_Task_. Pick out all lines of the entries that include the word "icon" and copy them.
-=-=-=-=-
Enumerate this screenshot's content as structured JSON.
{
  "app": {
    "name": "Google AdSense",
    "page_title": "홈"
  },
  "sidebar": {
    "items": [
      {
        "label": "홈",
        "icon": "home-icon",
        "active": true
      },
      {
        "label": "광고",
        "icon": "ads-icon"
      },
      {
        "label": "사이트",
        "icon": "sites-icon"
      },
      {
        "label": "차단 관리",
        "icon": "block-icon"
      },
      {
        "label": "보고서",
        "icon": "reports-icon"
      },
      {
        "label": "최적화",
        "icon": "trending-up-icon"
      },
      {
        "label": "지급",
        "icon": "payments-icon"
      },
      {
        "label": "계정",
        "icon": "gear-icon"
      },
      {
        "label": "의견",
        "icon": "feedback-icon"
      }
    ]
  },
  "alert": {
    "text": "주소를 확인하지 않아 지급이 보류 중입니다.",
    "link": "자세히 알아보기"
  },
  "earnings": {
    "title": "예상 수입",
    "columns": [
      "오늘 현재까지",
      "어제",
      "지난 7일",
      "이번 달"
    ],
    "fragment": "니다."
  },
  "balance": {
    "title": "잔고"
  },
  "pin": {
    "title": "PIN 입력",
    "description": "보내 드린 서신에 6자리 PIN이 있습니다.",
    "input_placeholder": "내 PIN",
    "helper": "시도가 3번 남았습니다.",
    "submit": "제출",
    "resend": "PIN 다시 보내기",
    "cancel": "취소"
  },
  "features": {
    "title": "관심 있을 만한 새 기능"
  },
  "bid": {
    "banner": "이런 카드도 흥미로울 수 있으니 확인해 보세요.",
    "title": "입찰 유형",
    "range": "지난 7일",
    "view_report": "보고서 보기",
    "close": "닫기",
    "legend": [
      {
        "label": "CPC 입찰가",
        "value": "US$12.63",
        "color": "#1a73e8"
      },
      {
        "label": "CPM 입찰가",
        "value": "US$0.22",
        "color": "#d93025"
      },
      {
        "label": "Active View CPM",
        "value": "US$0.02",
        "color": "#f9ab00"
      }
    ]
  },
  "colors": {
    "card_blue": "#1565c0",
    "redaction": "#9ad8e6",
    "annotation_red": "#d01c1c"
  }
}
-=-=-=-=-
_Result below_.
        "icon": "home-icon",
        "icon": "ads-icon"
        "icon": "sites-icon"
        "icon": "block-icon"
        "icon": "reports-icon"
        "icon": "trending-up-icon"
        "icon": "payments-icon"
        "icon": "gear-icon"
        "icon": "feedback-icon"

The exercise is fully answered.